• Given data:
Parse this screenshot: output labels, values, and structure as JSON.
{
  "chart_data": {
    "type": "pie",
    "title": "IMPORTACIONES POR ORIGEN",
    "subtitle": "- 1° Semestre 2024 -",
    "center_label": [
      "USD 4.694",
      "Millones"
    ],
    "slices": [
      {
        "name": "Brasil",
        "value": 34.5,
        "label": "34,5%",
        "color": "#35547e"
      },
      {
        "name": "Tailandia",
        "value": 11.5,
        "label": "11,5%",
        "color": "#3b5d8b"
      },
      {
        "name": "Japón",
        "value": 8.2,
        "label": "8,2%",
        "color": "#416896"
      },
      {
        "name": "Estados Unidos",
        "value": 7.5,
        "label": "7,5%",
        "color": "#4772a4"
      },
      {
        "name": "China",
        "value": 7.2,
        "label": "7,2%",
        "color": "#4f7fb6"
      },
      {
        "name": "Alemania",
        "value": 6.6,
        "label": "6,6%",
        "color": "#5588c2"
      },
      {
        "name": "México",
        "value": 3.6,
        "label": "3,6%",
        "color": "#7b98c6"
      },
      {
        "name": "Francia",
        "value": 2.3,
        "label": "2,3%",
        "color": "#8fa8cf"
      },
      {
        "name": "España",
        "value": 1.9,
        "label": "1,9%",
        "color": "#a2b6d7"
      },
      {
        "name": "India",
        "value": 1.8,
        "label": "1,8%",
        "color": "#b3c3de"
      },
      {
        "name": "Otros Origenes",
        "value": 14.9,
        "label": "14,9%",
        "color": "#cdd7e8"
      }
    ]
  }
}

• How to complete this task: Please quote every record above exactly as it appears.

• Solution for this exercise:
Parse this screenshot: output labels, values, and structure as JSON.
{
  "chart_data": {
    "type": "pie",
    "title": "IMPORTACIONES POR ORIGEN",
    "subtitle": "- 1° Semestre 2024 -",
    "center_label": [
      "USD 4.694",
      "Millones"
    ],
    "slices": [
      {
        "name": "Brasil",
        "value": 34.5,
        "label": "34,5%",
        "color": "#35547e"
      },
      {
        "name": "Tailandia",
        "value": 11.5,
        "label": "11,5%",
        "color": "#3b5d8b"
      },
      {
        "name": "Japón",
        "value": 8.2,
        "label": "8,2%",
        "color": "#416896"
      },
      {
        "name": "Estados Unidos",
        "value": 7.5,
        "label": "7,5%",
        "color": "#4772a4"
      },
      {
        "name": "China",
        "value": 7.2,
        "label": "7,2%",
        "color": "#4f7fb6"
      },
      {
        "name": "Alemania",
        "value": 6.6,
        "label": "6,6%",
        "color": "#5588c2"
      },
      {
        "name": "México",
        "value": 3.6,
        "label": "3,6%",
        "color": "#7b98c6"
      },
      {
        "name": "Francia",
        "value": 2.3,
        "label": "2,3%",
        "color": "#8fa8cf"
      },
      {
        "name": "España",
        "value": 1.9,
        "label": "1,9%",
        "color": "#a2b6d7"
      },
      {
        "name": "India",
        "value": 1.8,
        "label": "1,8%",
        "color": "#b3c3de"
      },
      {
        "name": "Otros Origenes",
        "value": 14.9,
        "label": "14,9%",
        "color": "#cdd7e8"
      }
    ]
  }
}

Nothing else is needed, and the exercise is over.